**SET TASK:** Each record must be retyped in full. No character may differ.

**GIVEN RECORDS:**
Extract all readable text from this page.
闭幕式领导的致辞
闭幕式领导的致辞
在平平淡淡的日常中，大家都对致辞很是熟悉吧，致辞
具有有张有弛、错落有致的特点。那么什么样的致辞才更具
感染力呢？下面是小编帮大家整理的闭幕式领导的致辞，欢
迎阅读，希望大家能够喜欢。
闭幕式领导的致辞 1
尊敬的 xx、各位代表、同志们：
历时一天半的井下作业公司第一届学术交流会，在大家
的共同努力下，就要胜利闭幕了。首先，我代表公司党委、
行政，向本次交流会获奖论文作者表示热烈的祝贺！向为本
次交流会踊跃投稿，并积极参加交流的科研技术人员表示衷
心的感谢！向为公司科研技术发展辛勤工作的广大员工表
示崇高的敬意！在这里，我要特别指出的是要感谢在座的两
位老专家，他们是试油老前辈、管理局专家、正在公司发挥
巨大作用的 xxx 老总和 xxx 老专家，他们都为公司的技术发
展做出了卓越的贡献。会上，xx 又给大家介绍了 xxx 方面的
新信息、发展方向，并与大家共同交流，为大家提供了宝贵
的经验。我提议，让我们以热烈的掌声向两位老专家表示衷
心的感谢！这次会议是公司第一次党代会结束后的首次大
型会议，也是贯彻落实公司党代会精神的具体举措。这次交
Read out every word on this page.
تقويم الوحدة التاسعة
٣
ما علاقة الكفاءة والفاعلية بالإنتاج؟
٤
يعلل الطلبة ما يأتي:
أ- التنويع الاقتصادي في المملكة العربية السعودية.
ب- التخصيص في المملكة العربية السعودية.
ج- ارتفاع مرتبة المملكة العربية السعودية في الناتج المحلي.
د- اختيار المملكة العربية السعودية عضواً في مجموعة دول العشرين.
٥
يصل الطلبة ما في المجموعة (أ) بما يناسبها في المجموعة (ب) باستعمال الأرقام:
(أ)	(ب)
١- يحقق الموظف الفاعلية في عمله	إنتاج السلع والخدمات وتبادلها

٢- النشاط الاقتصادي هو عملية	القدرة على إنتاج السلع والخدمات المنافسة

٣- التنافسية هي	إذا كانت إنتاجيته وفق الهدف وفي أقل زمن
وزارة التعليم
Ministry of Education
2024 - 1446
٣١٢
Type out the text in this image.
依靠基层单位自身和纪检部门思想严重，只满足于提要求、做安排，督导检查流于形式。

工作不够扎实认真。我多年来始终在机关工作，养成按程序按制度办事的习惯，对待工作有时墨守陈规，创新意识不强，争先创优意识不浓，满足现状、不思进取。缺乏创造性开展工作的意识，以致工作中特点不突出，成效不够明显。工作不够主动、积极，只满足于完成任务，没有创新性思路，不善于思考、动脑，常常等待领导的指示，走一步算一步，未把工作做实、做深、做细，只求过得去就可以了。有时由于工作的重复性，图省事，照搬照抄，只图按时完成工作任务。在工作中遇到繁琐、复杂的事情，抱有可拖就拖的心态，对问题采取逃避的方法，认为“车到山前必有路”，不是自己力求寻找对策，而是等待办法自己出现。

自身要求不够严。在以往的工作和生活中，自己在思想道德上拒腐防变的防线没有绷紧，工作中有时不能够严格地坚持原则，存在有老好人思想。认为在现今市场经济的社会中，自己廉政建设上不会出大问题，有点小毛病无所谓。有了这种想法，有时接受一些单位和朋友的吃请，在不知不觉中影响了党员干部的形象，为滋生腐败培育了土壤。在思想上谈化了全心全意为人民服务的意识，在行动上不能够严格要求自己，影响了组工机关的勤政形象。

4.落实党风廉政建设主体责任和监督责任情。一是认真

**EXERCISE RESPONSE:**
Extract all readable text from this page.
闭幕式领导的致辞
闭幕式领导的致辞
在平平淡淡的日常中，大家都对致辞很是熟悉吧，致辞
具有有张有弛、错落有致的特点。那么什么样的致辞才更具
感染力呢？下面是小编帮大家整理的闭幕式领导的致辞，欢
迎阅读，希望大家能够喜欢。
闭幕式领导的致辞 1
尊敬的 xx、各位代表、同志们：
历时一天半的井下作业公司第一届学术交流会，在大家
的共同努力下，就要胜利闭幕了。首先，我代表公司党委、
行政，向本次交流会获奖论文作者表示热烈的祝贺！向为本
次交流会踊跃投稿，并积极参加交流的科研技术人员表示衷
心的感谢！向为公司科研技术发展辛勤工作的广大员工表
示崇高的敬意！在这里，我要特别指出的是要感谢在座的两
位老专家，他们是试油老前辈、管理局专家、正在公司发挥
巨大作用的 xxx 老总和 xxx 老专家，他们都为公司的技术发
展做出了卓越的贡献。会上，xx 又给大家介绍了 xxx 方面的
新信息、发展方向，并与大家共同交流，为大家提供了宝贵
的经验。我提议，让我们以热烈的掌声向两位老专家表示衷
心的感谢！这次会议是公司第一次党代会结束后的首次大
型会议，也是贯彻落实公司党代会精神的具体举措。这次交
Read out every word on this page.
تقويم الوحدة التاسعة
٣
ما علاقة الكفاءة والفاعلية بالإنتاج؟
٤
يعلل الطلبة ما يأتي:
أ- التنويع الاقتصادي في المملكة العربية السعودية.
ب- التخصيص في المملكة العربية السعودية.
ج- ارتفاع مرتبة المملكة العربية السعودية في الناتج المحلي.
د- اختيار المملكة العربية السعودية عضواً في مجموعة دول العشرين.
٥
يصل الطلبة ما في المجموعة (أ) بما يناسبها في المجموعة (ب) باستعمال الأرقام:
(أ)	(ب)
١- يحقق الموظف الفاعلية في عمله	إنتاج السلع والخدمات وتبادلها

٢- النشاط الاقتصادي هو عملية	القدرة على إنتاج السلع والخدمات المنافسة

٣- التنافسية هي	إذا كانت إنتاجيته وفق الهدف وفي أقل زمن
وزارة التعليم
Ministry of Education
2024 - 1446
٣١٢
Type out the text in this image.
依靠基层单位自身和纪检部门思想严重，只满足于提要求、做安排，督导检查流于形式。

工作不够扎实认真。我多年来始终在机关工作，养成按程序按制度办事的习惯，对待工作有时墨守陈规，创新意识不强，争先创优意识不浓，满足现状、不思进取。缺乏创造性开展工作的意识，以致工作中特点不突出，成效不够明显。工作不够主动、积极，只满足于完成任务，没有创新性思路，不善于思考、动脑，常常等待领导的指示，走一步算一步，未把工作做实、做深、做细，只求过得去就可以了。有时由于工作的重复性，图省事，照搬照抄，只图按时完成工作任务。在工作中遇到繁琐、复杂的事情，抱有可拖就拖的心态，对问题采取逃避的方法，认为“车到山前必有路”，不是自己力求寻找对策，而是等待办法自己出现。

自身要求不够严。在以往的工作和生活中，自己在思想道德上拒腐防变的防线没有绷紧，工作中有时不能够严格地坚持原则，存在有老好人思想。认为在现今市场经济的社会中，自己廉政建设上不会出大问题，有点小毛病无所谓。有了这种想法，有时接受一些单位和朋友的吃请，在不知不觉中影响了党员干部的形象，为滋生腐败培育了土壤。在思想上谈化了全心全意为人民服务的意识，在行动上不能够严格要求自己，影响了组工机关的勤政形象。

4.落实党风廉政建设主体责任和监督责任情。一是认真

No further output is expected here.